Go through the entries below and pick out every line with "true".

** begin **

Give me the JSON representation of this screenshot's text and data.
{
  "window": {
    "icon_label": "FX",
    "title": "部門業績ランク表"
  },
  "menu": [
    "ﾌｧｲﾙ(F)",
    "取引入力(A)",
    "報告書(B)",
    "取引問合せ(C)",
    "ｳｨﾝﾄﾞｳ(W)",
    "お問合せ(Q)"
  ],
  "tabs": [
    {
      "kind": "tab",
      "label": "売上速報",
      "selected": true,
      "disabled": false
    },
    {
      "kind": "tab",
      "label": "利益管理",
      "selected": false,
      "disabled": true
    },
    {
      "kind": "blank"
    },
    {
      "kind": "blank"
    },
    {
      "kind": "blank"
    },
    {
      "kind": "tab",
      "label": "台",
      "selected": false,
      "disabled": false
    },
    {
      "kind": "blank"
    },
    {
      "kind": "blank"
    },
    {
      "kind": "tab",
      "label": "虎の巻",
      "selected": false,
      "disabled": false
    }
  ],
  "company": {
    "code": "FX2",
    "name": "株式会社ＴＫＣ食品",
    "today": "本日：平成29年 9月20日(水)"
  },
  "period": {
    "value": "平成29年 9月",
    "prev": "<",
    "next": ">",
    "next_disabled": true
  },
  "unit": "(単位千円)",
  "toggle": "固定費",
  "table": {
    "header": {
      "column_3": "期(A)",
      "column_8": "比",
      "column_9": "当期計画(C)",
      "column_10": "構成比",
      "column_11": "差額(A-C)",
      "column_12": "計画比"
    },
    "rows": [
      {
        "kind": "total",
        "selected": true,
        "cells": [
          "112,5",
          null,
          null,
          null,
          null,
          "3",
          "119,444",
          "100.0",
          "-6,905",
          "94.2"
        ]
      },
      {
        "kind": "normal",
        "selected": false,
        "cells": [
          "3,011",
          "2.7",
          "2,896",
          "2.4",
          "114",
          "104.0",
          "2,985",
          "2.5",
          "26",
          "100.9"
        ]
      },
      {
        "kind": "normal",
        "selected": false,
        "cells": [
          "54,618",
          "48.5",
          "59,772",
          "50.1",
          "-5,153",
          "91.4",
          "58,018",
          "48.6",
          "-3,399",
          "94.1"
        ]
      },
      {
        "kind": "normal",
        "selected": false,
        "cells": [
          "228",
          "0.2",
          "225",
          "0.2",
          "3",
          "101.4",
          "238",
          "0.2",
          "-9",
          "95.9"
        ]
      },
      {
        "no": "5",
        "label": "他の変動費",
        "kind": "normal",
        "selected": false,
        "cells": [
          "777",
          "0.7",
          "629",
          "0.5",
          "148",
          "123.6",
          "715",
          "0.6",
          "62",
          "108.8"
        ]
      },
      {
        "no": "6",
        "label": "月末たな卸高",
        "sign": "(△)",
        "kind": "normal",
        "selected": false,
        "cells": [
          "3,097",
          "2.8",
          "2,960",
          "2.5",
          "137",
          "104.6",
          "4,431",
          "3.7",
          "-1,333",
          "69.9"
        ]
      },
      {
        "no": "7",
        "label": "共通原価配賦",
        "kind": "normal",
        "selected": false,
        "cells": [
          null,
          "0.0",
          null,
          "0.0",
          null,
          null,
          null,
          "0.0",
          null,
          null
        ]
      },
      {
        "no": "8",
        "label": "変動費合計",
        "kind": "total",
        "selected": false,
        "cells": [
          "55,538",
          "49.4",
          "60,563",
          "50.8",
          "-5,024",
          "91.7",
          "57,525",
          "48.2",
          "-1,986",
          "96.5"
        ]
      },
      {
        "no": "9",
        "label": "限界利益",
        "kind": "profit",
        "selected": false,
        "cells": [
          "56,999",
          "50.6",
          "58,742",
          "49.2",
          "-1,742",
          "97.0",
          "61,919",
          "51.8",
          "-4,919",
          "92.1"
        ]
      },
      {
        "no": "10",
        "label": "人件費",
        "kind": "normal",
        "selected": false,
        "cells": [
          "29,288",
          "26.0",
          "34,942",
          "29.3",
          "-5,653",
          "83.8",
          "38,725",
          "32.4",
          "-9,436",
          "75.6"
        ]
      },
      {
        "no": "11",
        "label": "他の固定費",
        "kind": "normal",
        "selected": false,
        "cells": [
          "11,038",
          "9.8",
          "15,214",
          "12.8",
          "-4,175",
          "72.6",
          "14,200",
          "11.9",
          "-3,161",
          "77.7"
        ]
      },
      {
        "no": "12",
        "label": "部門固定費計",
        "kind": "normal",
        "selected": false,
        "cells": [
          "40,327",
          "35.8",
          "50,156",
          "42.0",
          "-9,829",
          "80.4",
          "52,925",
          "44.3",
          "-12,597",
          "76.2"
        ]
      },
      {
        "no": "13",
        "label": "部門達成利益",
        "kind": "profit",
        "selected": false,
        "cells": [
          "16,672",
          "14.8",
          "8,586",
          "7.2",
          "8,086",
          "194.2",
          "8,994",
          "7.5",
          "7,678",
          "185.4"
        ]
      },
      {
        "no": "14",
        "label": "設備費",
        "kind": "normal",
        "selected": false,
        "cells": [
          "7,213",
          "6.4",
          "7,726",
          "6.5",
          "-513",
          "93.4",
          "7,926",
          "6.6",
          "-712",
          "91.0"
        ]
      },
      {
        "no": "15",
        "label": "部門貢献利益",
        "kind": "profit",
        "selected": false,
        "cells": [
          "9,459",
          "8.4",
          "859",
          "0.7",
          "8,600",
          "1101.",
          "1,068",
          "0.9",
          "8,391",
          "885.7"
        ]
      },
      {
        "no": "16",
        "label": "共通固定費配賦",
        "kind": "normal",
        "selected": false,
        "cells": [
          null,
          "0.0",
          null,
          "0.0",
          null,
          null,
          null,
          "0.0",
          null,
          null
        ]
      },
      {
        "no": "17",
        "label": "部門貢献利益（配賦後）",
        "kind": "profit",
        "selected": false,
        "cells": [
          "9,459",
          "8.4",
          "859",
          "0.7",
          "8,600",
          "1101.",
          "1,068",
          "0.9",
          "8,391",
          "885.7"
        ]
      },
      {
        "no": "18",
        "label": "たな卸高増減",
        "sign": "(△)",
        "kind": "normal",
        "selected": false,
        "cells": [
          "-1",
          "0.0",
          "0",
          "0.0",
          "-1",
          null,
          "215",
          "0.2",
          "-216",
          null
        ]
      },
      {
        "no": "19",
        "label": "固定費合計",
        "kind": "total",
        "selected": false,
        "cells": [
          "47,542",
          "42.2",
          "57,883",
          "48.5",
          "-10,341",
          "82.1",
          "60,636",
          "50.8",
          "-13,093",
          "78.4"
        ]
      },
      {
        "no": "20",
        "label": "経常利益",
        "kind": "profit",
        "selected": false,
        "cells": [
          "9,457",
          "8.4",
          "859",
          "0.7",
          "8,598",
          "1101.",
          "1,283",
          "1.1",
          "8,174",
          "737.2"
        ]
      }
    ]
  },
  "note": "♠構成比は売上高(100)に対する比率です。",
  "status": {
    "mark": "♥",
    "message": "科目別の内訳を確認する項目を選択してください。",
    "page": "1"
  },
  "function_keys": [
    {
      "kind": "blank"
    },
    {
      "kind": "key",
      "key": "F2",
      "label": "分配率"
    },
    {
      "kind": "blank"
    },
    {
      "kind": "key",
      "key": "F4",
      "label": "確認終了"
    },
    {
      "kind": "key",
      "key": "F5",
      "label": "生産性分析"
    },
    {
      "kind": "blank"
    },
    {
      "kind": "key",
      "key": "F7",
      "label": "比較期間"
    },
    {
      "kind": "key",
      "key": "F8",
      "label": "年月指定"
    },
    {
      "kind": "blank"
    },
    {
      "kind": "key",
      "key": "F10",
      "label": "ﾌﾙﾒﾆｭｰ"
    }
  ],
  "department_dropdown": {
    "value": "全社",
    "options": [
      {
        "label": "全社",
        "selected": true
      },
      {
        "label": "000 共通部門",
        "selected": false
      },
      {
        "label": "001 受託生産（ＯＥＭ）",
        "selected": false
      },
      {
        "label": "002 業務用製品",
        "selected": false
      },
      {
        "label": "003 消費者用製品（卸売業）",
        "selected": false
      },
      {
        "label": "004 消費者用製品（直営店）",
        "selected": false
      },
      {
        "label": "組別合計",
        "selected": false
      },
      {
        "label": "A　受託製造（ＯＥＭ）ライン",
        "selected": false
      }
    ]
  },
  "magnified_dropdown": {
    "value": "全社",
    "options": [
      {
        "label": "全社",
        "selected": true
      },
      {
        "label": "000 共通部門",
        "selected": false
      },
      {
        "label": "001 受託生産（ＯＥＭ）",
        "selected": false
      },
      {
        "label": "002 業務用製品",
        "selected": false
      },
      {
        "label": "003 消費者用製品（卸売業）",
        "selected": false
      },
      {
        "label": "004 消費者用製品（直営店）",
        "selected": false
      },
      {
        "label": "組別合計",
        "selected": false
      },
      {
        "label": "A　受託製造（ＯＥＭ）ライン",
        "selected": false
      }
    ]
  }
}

** end **

**Task result**
      "selected": true,
      "disabled": true
    "next_disabled": true
        "selected": true,
        "selected": true
        "selected": true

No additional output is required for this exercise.